◆ BRIEF
Search the records below for the word "charge". Copy each line where it occurs.

Dataset rows describing interfaces
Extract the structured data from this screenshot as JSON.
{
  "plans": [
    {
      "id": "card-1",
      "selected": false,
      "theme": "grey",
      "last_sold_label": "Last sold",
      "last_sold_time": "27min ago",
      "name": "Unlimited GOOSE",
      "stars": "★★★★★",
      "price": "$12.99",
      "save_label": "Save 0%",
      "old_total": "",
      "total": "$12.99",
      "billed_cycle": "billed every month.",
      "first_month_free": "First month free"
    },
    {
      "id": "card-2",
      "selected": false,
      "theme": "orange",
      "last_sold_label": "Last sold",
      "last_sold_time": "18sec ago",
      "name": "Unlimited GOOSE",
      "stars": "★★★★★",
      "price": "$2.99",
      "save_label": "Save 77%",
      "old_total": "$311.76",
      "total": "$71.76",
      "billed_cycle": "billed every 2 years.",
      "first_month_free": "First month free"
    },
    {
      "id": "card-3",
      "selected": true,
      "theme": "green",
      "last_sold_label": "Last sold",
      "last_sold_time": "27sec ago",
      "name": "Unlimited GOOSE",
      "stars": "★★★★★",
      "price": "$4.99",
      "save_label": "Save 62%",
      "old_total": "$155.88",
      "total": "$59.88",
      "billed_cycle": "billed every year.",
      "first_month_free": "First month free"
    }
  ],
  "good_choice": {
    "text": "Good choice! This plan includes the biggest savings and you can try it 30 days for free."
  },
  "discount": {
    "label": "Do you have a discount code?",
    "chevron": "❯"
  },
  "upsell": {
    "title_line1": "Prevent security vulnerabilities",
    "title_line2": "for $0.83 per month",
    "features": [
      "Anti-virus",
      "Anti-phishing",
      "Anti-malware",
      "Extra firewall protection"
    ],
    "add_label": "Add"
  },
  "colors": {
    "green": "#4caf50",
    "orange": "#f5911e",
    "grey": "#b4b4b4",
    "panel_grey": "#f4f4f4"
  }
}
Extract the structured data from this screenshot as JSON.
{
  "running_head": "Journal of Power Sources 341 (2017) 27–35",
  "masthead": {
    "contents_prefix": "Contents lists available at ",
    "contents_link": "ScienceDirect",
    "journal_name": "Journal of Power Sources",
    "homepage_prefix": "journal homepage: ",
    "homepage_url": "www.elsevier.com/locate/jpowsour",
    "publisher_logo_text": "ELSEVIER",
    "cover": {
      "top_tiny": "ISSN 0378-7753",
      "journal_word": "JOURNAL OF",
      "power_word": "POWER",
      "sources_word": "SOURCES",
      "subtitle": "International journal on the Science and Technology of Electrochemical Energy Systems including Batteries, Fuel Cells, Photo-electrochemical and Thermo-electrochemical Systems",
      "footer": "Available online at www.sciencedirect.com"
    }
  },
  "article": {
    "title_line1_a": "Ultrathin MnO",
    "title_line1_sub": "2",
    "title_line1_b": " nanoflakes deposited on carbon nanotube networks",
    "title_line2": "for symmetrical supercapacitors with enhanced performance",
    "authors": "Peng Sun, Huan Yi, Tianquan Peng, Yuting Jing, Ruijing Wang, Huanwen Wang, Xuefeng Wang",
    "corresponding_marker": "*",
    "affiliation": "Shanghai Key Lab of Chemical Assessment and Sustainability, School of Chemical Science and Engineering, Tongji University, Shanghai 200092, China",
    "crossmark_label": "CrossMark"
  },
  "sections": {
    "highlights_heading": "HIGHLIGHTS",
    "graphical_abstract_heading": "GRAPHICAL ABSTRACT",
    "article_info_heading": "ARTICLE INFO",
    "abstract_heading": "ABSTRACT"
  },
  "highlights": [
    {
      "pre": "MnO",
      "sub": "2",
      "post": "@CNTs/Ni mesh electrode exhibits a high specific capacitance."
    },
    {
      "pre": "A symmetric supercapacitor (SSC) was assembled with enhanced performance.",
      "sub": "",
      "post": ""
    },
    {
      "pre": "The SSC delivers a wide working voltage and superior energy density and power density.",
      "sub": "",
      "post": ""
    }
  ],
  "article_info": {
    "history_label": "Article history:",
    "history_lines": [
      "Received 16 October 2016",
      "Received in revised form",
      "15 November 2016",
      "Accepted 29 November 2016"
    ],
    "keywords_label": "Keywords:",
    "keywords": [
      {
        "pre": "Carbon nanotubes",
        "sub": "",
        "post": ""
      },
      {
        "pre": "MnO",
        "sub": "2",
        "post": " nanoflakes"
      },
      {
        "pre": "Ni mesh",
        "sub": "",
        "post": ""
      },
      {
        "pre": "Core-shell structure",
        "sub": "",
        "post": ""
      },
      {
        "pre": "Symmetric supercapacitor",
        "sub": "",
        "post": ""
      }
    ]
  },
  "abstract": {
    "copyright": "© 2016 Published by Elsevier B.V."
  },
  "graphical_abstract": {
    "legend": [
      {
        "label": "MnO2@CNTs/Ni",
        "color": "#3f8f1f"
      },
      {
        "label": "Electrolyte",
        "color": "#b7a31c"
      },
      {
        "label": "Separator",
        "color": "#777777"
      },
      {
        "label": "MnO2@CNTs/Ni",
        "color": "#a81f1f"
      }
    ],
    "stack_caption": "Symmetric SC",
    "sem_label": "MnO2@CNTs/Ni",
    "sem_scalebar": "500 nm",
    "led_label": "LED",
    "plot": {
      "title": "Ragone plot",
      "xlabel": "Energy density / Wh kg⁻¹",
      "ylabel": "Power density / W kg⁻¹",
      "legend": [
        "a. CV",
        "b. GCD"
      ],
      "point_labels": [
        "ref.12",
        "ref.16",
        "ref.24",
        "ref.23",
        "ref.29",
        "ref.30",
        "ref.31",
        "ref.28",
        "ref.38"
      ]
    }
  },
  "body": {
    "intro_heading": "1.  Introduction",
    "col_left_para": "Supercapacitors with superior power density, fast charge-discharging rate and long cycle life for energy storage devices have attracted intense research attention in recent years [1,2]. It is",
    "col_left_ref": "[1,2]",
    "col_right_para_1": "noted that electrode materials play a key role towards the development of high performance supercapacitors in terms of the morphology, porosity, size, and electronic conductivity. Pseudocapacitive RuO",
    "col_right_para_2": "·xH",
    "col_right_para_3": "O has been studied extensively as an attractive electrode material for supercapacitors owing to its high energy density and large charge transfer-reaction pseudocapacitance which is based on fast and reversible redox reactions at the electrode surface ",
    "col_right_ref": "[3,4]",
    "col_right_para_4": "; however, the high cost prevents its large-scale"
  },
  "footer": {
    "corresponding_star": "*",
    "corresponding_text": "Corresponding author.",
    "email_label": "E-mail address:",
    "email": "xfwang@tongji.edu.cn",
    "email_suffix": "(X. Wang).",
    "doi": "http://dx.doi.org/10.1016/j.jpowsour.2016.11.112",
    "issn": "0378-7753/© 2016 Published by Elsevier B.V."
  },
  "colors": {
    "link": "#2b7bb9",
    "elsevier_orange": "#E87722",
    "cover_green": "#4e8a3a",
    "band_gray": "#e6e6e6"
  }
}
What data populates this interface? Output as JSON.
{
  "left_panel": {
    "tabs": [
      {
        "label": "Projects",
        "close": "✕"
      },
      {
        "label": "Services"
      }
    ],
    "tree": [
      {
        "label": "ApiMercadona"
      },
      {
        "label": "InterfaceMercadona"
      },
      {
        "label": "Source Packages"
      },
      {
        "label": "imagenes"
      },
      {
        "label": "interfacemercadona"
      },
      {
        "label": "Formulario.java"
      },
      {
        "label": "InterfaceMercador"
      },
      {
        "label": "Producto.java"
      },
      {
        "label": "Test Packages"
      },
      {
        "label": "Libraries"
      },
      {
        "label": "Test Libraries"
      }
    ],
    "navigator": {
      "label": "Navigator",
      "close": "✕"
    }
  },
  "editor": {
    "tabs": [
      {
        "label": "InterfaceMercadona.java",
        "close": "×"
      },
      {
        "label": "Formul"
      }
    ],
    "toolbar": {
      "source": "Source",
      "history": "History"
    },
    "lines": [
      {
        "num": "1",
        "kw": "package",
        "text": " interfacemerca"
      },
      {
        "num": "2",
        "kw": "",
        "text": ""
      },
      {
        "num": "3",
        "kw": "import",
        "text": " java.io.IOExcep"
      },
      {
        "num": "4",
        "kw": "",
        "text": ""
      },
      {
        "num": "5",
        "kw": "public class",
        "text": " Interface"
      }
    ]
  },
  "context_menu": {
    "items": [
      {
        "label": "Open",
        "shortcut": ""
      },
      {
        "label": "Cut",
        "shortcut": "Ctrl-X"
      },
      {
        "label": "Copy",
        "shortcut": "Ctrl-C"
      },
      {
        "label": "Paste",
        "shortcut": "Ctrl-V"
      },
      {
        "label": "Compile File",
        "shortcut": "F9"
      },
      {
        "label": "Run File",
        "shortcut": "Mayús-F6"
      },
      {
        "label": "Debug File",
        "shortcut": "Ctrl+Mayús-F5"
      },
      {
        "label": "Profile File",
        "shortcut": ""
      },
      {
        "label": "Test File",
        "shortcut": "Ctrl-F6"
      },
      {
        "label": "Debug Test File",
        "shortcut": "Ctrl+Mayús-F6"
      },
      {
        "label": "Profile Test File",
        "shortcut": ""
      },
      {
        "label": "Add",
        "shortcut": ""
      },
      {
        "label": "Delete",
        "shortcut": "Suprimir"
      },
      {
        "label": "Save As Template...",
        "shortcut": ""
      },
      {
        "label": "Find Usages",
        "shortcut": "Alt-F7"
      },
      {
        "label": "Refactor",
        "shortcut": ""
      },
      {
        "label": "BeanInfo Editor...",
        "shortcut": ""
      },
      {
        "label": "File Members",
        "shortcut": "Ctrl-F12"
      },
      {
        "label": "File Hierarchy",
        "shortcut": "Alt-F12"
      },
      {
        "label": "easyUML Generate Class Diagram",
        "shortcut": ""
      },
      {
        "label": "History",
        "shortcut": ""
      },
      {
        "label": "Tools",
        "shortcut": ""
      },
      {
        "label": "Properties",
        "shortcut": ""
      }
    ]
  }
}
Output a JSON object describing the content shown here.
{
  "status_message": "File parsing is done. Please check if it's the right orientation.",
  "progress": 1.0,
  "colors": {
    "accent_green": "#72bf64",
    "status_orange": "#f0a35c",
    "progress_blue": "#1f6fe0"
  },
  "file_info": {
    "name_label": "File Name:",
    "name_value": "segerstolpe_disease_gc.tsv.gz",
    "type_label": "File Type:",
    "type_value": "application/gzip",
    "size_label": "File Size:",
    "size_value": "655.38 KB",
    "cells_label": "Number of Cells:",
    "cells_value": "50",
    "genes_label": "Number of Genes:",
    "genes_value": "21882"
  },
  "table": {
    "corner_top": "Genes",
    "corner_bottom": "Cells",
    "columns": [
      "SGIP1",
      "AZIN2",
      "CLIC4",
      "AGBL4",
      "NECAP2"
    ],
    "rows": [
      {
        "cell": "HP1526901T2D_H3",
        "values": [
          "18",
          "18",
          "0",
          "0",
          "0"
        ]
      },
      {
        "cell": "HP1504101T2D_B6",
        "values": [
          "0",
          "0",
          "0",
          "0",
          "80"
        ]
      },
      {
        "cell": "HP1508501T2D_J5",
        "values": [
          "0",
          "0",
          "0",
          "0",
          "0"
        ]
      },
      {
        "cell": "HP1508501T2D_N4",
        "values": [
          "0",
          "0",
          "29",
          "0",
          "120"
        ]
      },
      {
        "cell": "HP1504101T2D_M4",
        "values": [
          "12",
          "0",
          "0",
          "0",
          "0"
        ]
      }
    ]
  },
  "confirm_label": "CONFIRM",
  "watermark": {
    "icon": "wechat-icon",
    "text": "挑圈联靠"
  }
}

◆ EXPECTED ANSWER
    "col_left_para": "Supercapacitors with superior power density, fast charge-discharging rate and long cycle life for energy storage devices have attracted intense research attention in recent years [1,2]. It is",
    "col_right_para_3": "O has been studied extensively as an attractive electrode material for supercapacitors owing to its high energy density and large charge transfer-reaction pseudocapacitance which is based on fast and reversible redox reactions at the electrode surface ",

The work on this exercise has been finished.